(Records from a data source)
:::::
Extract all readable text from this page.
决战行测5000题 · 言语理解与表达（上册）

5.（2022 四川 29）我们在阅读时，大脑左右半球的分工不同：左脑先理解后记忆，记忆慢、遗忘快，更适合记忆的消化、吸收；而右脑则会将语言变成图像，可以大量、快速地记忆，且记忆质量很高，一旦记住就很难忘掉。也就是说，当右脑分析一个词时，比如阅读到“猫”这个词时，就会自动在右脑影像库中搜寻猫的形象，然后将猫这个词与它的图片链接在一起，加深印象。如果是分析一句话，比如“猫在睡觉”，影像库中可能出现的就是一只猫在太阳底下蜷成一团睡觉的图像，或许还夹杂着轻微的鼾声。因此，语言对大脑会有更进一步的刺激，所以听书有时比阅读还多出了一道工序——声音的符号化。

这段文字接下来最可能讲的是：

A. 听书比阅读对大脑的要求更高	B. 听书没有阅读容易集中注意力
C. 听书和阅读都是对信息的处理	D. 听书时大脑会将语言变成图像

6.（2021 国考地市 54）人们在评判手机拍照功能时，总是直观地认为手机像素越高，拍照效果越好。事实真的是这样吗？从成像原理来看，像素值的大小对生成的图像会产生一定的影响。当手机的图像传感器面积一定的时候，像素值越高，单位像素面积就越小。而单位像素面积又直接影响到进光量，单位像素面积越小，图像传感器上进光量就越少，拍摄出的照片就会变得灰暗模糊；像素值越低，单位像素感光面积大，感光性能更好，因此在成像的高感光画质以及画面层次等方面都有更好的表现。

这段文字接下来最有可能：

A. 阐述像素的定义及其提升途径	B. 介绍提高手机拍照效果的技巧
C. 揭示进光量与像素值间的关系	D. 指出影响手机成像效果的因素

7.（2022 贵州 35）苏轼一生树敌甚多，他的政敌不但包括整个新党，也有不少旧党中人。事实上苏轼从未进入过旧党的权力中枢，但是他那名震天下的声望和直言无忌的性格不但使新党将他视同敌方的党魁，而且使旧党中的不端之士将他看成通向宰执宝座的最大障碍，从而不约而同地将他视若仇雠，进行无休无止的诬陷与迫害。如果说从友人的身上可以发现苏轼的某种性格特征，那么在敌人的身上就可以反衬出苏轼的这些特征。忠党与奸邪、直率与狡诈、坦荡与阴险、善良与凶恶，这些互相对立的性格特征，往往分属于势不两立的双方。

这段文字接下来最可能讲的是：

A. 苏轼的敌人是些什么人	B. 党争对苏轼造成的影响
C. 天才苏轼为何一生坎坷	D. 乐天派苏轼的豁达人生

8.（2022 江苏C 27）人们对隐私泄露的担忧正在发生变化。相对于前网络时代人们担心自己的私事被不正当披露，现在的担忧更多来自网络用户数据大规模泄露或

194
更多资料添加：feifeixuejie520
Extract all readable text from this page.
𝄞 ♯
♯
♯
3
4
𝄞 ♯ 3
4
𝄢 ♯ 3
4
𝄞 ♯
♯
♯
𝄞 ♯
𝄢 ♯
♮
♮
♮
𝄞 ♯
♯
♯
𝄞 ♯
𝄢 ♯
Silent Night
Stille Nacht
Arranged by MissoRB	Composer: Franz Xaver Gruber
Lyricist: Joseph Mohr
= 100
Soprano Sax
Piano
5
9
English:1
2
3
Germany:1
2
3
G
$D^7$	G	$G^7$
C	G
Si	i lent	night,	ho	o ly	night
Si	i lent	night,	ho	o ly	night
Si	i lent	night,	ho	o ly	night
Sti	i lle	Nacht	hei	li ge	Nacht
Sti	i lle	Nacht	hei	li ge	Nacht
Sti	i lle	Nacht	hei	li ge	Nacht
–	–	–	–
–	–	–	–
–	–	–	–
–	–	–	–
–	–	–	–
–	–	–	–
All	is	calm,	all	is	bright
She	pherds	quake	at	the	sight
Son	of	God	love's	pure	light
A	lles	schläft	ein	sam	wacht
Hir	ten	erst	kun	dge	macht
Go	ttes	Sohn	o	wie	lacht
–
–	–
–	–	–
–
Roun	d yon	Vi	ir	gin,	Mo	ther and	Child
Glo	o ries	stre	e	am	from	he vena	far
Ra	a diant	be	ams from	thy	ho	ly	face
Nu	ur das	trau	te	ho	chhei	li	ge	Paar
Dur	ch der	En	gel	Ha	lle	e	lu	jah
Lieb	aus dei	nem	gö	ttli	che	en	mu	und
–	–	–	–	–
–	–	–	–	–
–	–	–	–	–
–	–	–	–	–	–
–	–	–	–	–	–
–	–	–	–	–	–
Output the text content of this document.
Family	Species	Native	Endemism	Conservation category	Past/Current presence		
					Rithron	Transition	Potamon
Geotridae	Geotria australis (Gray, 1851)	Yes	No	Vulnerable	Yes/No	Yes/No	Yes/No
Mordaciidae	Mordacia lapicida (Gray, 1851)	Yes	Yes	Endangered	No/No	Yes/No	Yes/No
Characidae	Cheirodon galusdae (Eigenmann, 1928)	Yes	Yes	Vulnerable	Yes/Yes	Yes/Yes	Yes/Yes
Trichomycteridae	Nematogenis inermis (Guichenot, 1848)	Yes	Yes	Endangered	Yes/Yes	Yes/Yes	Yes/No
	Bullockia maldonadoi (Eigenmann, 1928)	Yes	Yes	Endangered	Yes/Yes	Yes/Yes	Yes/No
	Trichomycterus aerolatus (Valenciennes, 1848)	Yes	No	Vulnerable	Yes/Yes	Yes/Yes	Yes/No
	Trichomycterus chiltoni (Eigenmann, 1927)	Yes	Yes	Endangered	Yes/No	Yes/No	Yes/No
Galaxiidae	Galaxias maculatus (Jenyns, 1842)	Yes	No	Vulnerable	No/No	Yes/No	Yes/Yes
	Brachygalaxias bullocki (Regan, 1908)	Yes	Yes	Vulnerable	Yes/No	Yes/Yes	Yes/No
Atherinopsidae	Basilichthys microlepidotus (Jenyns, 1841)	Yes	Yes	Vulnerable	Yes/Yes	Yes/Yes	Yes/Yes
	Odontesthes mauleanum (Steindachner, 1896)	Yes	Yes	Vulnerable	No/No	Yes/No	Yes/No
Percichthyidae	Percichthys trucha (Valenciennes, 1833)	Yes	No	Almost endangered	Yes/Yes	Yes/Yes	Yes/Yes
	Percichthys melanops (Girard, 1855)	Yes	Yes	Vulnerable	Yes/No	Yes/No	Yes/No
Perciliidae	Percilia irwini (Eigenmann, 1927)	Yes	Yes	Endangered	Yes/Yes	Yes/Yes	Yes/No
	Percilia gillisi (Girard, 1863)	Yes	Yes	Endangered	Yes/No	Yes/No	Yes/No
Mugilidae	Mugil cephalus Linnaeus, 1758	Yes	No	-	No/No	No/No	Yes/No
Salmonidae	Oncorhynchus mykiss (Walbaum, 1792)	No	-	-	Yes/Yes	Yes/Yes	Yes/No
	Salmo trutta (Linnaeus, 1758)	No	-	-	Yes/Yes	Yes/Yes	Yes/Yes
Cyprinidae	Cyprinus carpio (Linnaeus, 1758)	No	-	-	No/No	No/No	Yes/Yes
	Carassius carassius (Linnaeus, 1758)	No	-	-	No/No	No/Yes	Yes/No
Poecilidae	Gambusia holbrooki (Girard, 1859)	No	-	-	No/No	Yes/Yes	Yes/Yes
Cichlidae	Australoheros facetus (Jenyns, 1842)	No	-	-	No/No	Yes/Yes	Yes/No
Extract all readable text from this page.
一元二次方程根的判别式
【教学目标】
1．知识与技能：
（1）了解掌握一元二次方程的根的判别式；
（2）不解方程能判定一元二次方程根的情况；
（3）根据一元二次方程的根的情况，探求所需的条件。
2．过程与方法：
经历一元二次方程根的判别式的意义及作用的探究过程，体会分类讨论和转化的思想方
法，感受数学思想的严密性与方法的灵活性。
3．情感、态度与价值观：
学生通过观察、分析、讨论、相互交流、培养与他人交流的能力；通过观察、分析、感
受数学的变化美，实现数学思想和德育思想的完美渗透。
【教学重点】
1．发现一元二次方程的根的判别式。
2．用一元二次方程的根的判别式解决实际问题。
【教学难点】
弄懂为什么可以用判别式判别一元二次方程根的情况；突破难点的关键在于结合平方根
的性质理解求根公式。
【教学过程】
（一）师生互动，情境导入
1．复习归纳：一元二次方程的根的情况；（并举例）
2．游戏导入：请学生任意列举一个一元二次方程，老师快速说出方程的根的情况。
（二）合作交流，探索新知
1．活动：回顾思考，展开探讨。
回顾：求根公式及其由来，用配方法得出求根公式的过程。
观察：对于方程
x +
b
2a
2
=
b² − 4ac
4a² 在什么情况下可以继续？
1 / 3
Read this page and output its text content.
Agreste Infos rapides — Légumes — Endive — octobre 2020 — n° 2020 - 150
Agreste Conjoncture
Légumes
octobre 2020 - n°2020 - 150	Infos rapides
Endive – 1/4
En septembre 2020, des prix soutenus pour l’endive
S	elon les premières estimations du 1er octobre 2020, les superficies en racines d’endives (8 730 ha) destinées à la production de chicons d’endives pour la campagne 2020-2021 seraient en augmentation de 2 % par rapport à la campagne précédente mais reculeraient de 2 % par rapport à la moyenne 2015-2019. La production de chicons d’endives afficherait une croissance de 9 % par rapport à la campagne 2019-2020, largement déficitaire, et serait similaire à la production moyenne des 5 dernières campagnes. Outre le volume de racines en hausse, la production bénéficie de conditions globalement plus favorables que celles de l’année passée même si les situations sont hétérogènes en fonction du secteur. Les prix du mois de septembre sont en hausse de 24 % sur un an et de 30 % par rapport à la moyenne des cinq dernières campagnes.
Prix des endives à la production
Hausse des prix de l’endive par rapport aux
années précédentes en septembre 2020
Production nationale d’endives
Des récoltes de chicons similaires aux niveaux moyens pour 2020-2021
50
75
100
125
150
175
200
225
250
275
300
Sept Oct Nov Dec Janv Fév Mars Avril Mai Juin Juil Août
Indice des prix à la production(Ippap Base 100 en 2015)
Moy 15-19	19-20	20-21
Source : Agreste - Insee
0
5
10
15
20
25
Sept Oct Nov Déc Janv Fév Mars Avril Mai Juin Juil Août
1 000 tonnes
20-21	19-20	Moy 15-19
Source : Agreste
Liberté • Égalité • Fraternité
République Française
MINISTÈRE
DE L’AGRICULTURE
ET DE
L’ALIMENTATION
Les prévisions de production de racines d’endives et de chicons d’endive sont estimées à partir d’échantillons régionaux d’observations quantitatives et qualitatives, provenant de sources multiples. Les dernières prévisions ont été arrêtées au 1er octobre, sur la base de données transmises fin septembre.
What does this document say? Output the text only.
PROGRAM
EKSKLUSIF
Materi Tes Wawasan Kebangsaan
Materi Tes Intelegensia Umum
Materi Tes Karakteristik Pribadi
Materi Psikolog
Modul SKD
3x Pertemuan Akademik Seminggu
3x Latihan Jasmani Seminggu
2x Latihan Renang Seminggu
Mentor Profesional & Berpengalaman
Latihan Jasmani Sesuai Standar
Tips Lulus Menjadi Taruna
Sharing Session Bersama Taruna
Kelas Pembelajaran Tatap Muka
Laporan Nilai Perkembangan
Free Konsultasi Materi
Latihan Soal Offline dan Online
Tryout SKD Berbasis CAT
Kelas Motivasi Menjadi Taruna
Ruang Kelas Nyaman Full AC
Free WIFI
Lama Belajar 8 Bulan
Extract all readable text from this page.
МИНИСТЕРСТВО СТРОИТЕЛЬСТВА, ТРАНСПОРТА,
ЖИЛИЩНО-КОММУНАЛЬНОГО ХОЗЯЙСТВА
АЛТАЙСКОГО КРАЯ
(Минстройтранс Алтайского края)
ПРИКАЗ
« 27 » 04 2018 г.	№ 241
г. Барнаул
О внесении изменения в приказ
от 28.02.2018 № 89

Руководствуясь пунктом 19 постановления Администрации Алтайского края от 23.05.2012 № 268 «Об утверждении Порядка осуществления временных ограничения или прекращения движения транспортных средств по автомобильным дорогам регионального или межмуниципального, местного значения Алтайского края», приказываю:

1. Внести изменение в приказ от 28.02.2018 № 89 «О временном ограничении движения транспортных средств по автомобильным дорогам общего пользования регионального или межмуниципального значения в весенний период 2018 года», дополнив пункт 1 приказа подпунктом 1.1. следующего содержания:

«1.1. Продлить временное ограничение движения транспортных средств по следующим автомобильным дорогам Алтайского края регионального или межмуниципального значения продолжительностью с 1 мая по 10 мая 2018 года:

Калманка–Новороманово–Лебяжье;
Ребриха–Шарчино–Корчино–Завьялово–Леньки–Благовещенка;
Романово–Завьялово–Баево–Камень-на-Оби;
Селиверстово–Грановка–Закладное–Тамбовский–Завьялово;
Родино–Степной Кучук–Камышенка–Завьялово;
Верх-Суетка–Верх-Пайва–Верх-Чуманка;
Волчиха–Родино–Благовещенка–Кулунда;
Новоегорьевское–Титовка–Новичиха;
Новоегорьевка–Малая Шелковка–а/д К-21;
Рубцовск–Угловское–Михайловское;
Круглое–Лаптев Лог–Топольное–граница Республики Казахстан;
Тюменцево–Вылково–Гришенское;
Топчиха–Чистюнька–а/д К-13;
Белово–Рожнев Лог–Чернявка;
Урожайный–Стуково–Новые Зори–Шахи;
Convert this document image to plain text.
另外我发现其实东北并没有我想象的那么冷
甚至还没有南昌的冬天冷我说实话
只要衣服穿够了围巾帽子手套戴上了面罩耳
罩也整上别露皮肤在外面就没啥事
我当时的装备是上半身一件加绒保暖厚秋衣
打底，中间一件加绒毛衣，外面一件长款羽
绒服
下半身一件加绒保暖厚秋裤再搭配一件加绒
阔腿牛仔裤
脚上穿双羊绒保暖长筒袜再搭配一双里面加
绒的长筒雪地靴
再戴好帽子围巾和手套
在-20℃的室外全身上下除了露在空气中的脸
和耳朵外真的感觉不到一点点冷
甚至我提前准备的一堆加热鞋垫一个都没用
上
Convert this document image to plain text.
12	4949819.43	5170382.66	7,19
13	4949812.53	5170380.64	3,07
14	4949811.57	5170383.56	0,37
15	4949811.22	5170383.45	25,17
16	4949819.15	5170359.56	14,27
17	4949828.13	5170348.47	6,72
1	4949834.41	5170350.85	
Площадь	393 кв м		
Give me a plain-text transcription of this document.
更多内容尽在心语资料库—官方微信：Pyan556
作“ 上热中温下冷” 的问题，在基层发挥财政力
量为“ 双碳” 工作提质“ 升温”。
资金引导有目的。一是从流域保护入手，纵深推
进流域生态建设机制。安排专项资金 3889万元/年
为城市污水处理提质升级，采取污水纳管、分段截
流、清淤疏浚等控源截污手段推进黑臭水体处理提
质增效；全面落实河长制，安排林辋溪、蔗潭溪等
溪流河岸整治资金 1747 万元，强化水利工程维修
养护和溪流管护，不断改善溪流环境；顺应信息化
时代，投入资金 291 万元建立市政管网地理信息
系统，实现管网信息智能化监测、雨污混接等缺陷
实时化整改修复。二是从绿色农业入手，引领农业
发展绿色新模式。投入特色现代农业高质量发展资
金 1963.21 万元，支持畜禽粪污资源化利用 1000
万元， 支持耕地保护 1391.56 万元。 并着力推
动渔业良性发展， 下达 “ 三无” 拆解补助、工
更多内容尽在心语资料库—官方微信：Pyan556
:::::
▶ EXERCISE PROMPT: Check each line of the material above for "racines" and say how many lines contain it, giving the number alone.

▶ RESPONSE TO THIS TASK: 2